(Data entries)
------------
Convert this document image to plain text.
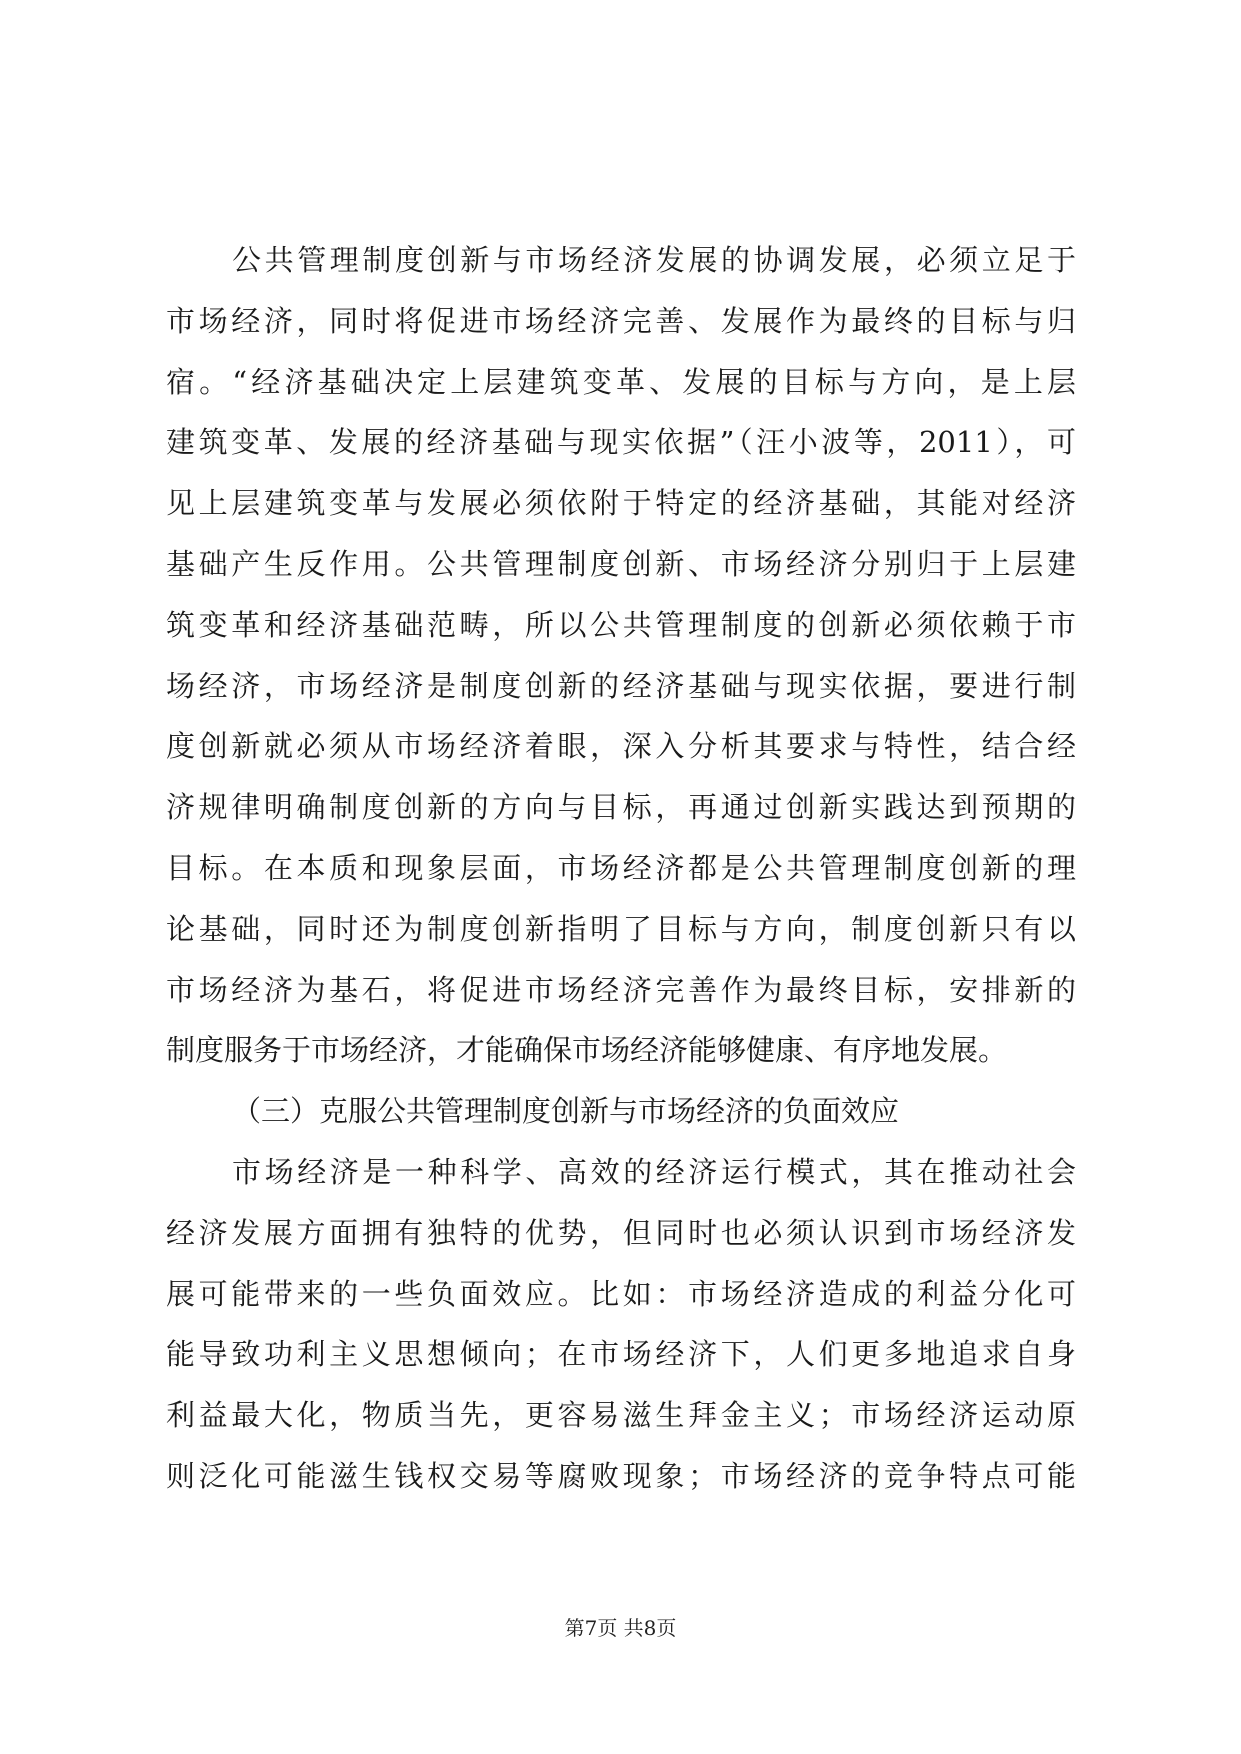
公共管理制度创新与市场经济发展的协调发展，必须立足于
市场经济，同时将促进市场经济完善、发展作为最终的目标与归
宿。“经济基础决定上层建筑变革、发展的目标与方向，是上层
建筑变革、发展的经济基础与现实依据”（汪小波等，2011），可
见上层建筑变革与发展必须依附于特定的经济基础，其能对经济
基础产生反作用。公共管理制度创新、市场经济分别归于上层建
筑变革和经济基础范畴，所以公共管理制度的创新必须依赖于市
场经济，市场经济是制度创新的经济基础与现实依据，要进行制
度创新就必须从市场经济着眼，深入分析其要求与特性，结合经
济规律明确制度创新的方向与目标，再通过创新实践达到预期的
目标。在本质和现象层面，市场经济都是公共管理制度创新的理
论基础，同时还为制度创新指明了目标与方向，制度创新只有以
市场经济为基石，将促进市场经济完善作为最终目标，安排新的
制度服务于市场经济，才能确保市场经济能够健康、有序地发展。
（三）克服公共管理制度创新与市场经济的负面效应
市场经济是一种科学、高效的经济运行模式，其在推动社会
经济发展方面拥有独特的优势，但同时也必须认识到市场经济发
展可能带来的一些负面效应。比如：市场经济造成的利益分化可
能导致功利主义思想倾向；在市场经济下，人们更多地追求自身
利益最大化，物质当先，更容易滋生拜金主义；市场经济运动原
则泛化可能滋生钱权交易等腐败现象；市场经济的竞争特点可能
第7页 共8页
------------
Instructions to follow: Go through the listing above and write it out again exactly, dropping the pictures.

The output:
Convert this document image to plain text.
公共管理制度创新与市场经济发展的协调发展，必须立足于
市场经济，同时将促进市场经济完善、发展作为最终的目标与归
宿。“经济基础决定上层建筑变革、发展的目标与方向，是上层
建筑变革、发展的经济基础与现实依据”（汪小波等，2011），可
见上层建筑变革与发展必须依附于特定的经济基础，其能对经济
基础产生反作用。公共管理制度创新、市场经济分别归于上层建
筑变革和经济基础范畴，所以公共管理制度的创新必须依赖于市
场经济，市场经济是制度创新的经济基础与现实依据，要进行制
度创新就必须从市场经济着眼，深入分析其要求与特性，结合经
济规律明确制度创新的方向与目标，再通过创新实践达到预期的
目标。在本质和现象层面，市场经济都是公共管理制度创新的理
论基础，同时还为制度创新指明了目标与方向，制度创新只有以
市场经济为基石，将促进市场经济完善作为最终目标，安排新的
制度服务于市场经济，才能确保市场经济能够健康、有序地发展。
（三）克服公共管理制度创新与市场经济的负面效应
市场经济是一种科学、高效的经济运行模式，其在推动社会
经济发展方面拥有独特的优势，但同时也必须认识到市场经济发
展可能带来的一些负面效应。比如：市场经济造成的利益分化可
能导致功利主义思想倾向；在市场经济下，人们更多地追求自身
利益最大化，物质当先，更容易滋生拜金主义；市场经济运动原
则泛化可能滋生钱权交易等腐败现象；市场经济的竞争特点可能
第7页 共8页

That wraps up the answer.